» **ARTICLE**:
Notre Seigneur parle ainsi aux hommes de la cinquième sorte, c’est-à-dire, à ses amis : O mes amis!  approchez-vous de plus près. Et soudain, il dit aux troupes célestes : Mes amis, j’ai un ami, par lequel j’entends plusieurs : il est comme un homme entouré de méchants et est en une dure captivité ; s’il fait du bien, on enfonce une lance dans sa poitrine.

Voyez, mes amis, et vous tous, ô saints ! combien de temps les souffrirai-je en un tel mépris.

Saint Jean-Baptiste répondit : Vous êtes comme un miroir sans tache, car en vous comme dans une glace bien polie, nous voyons et savons toutes choses sans parole.  Vous êtes une douceur incomparable en laquelle nous goûtons toute sorte de biens ; vous êtes comme un glaive tranchant
qui jugez avec équité.

» **ENREGISTREMENTS FOURNIS**:
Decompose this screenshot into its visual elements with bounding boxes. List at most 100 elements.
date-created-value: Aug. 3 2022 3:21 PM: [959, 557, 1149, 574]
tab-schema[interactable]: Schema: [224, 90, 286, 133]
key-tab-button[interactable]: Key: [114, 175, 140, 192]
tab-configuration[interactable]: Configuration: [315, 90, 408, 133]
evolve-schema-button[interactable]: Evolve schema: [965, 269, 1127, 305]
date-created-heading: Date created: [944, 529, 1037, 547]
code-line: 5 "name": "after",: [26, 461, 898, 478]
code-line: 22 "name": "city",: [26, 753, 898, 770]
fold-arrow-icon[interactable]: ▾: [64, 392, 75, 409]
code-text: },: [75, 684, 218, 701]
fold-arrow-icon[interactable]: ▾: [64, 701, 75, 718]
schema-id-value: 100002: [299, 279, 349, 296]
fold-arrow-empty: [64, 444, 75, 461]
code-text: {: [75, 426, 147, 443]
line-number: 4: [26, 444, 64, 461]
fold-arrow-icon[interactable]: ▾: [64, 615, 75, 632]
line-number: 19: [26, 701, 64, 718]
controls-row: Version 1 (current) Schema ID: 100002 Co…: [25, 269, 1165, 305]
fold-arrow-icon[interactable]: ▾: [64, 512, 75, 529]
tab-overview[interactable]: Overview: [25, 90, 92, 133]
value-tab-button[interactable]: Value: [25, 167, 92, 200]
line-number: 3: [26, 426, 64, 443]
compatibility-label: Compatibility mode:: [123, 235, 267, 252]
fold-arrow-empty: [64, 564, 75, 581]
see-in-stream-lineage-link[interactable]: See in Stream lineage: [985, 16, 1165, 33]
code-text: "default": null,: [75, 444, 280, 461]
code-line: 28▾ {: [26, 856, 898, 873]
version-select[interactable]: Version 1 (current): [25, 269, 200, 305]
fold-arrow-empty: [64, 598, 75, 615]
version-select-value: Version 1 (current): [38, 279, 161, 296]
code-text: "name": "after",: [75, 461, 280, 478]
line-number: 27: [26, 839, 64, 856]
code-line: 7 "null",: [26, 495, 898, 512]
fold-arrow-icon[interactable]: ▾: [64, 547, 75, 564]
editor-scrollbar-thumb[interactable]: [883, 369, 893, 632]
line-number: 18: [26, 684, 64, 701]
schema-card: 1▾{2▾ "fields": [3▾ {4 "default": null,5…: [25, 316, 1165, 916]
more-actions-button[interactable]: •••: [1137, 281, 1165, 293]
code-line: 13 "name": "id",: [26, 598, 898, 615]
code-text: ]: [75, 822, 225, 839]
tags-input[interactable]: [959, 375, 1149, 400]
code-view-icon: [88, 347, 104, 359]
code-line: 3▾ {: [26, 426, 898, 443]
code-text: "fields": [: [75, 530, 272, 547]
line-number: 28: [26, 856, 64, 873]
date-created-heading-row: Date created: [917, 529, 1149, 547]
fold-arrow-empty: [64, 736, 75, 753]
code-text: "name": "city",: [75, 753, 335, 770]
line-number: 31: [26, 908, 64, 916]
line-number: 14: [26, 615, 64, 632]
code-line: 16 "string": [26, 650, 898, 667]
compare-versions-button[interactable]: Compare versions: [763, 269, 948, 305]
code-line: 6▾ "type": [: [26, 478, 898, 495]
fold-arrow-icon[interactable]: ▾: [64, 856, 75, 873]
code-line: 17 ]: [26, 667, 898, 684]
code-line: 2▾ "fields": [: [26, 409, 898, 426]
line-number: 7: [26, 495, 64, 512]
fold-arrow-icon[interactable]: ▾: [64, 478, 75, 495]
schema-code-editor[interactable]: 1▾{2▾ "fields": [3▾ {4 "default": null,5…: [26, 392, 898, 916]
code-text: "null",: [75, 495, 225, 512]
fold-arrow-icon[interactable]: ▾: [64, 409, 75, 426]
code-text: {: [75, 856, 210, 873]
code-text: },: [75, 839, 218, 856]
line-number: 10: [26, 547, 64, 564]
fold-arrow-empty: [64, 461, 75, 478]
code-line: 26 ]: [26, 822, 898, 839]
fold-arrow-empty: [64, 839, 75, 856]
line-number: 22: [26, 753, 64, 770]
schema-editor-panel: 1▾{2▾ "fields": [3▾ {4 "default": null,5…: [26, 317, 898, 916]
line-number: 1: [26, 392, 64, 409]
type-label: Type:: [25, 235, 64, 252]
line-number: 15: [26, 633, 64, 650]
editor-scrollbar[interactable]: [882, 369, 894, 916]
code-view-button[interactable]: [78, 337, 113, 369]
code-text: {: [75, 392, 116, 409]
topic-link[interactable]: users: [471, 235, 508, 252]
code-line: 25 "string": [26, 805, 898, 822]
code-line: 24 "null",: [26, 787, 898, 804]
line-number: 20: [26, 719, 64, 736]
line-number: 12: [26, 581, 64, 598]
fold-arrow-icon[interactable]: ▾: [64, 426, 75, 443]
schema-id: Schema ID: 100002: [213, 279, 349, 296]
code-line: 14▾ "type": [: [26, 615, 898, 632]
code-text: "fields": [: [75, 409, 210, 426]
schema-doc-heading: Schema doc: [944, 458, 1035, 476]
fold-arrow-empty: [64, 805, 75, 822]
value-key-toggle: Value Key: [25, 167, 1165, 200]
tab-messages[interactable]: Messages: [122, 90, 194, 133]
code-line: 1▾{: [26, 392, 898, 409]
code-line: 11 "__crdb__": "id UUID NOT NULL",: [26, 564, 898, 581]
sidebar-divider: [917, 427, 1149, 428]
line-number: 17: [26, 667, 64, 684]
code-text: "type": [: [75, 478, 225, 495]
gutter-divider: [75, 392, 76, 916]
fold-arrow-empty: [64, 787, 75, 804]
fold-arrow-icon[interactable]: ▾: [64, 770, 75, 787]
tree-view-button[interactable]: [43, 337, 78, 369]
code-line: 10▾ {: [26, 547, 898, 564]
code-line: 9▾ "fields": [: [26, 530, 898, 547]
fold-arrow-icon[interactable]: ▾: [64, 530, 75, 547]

» **EXERCICE COURT 1**:
Répondez aux questions suivantes à partir de l'article.
(a) À quelle sorte d'hommes Notre Seigneur s'adresse-t-il au début ?
(b) Que fait-on à l'ami entouré de méchants lorsqu'il fait du bien ?
(c) À quoi saint Jean-Baptiste compare-t-il d'abord Notre Seigneur ?
» **EXERCICE COURT 2**:
Recopiez mot pour mot le passage de l'article qui commence aux mots « Notre Seigneur parle » et s'arrête après les mots « dans sa poitrine. ».

» **SOLUTION RÉDIGÉE 1**:
(a) Aux hommes de la cinquième sorte, c'est-à-dire à ses amis.
(b) On lui enfonce une lance dans la poitrine.
(c) À un miroir sans tache.

» **SOLUTION RÉDIGÉE 2**:
Notre Seigneur parle ainsi aux hommes de la cinquième sorte, c’est-à-dire, à ses amis : O mes amis!  approchez-vous de plus près. Et soudain, il dit aux troupes célestes : Mes amis, j’ai un ami, par lequel j’entends plusieurs : il est comme un homme entouré de méchants et est en une dure captivité ; s’il fait du bien, on enfonce une lance dans sa poitrine.